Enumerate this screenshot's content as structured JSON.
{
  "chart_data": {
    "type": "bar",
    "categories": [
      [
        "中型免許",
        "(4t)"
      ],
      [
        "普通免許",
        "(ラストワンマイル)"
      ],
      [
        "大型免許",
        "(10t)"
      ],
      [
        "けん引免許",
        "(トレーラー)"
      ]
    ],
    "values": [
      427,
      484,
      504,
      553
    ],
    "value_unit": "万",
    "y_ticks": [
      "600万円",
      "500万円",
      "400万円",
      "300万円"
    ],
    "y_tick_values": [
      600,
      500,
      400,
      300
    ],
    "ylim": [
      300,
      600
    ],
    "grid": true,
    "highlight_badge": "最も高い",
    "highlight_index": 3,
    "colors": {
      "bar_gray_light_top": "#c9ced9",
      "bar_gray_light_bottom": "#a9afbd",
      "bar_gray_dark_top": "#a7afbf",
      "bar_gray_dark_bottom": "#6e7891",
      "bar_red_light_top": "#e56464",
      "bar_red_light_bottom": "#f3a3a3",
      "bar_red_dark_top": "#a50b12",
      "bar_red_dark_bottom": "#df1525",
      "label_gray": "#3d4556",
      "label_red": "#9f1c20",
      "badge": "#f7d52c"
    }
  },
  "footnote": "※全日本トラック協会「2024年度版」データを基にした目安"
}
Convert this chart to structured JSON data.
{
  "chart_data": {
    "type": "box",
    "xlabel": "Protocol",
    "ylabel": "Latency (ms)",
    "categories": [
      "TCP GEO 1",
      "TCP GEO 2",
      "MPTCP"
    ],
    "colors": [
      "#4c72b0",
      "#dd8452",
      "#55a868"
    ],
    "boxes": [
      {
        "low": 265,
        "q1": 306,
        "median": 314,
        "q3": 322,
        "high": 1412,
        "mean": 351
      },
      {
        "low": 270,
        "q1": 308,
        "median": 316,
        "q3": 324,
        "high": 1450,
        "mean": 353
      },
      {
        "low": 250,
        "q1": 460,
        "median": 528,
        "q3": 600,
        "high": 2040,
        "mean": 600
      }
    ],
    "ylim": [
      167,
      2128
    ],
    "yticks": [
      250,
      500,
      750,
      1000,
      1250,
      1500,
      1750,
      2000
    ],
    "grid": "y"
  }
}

● ● ● ●

WHAT THE TASK ASKS:
Each line in the material above must be retyped without alteration.

WRITTEN RESPONSE:
Enumerate this screenshot's content as structured JSON.
{
  "chart_data": {
    "type": "bar",
    "categories": [
      [
        "中型免許",
        "(4t)"
      ],
      [
        "普通免許",
        "(ラストワンマイル)"
      ],
      [
        "大型免許",
        "(10t)"
      ],
      [
        "けん引免許",
        "(トレーラー)"
      ]
    ],
    "values": [
      427,
      484,
      504,
      553
    ],
    "value_unit": "万",
    "y_ticks": [
      "600万円",
      "500万円",
      "400万円",
      "300万円"
    ],
    "y_tick_values": [
      600,
      500,
      400,
      300
    ],
    "ylim": [
      300,
      600
    ],
    "grid": true,
    "highlight_badge": "最も高い",
    "highlight_index": 3,
    "colors": {
      "bar_gray_light_top": "#c9ced9",
      "bar_gray_light_bottom": "#a9afbd",
      "bar_gray_dark_top": "#a7afbf",
      "bar_gray_dark_bottom": "#6e7891",
      "bar_red_light_top": "#e56464",
      "bar_red_light_bottom": "#f3a3a3",
      "bar_red_dark_top": "#a50b12",
      "bar_red_dark_bottom": "#df1525",
      "label_gray": "#3d4556",
      "label_red": "#9f1c20",
      "badge": "#f7d52c"
    }
  },
  "footnote": "※全日本トラック協会「2024年度版」データを基にした目安"
}
Convert this chart to structured JSON data.
{
  "chart_data": {
    "type": "box",
    "xlabel": "Protocol",
    "ylabel": "Latency (ms)",
    "categories": [
      "TCP GEO 1",
      "TCP GEO 2",
      "MPTCP"
    ],
    "colors": [
      "#4c72b0",
      "#dd8452",
      "#55a868"
    ],
    "boxes": [
      {
        "low": 265,
        "q1": 306,
        "median": 314,
        "q3": 322,
        "high": 1412,
        "mean": 351
      },
      {
        "low": 270,
        "q1": 308,
        "median": 316,
        "q3": 324,
        "high": 1450,
        "mean": 353
      },
      {
        "low": 250,
        "q1": 460,
        "median": 528,
        "q3": 600,
        "high": 2040,
        "mean": 600
      }
    ],
    "ylim": [
      167,
      2128
    ],
    "yticks": [
      250,
      500,
      750,
      1000,
      1250,
      1500,
      1750,
      2000
    ],
    "grid": "y"
  }
}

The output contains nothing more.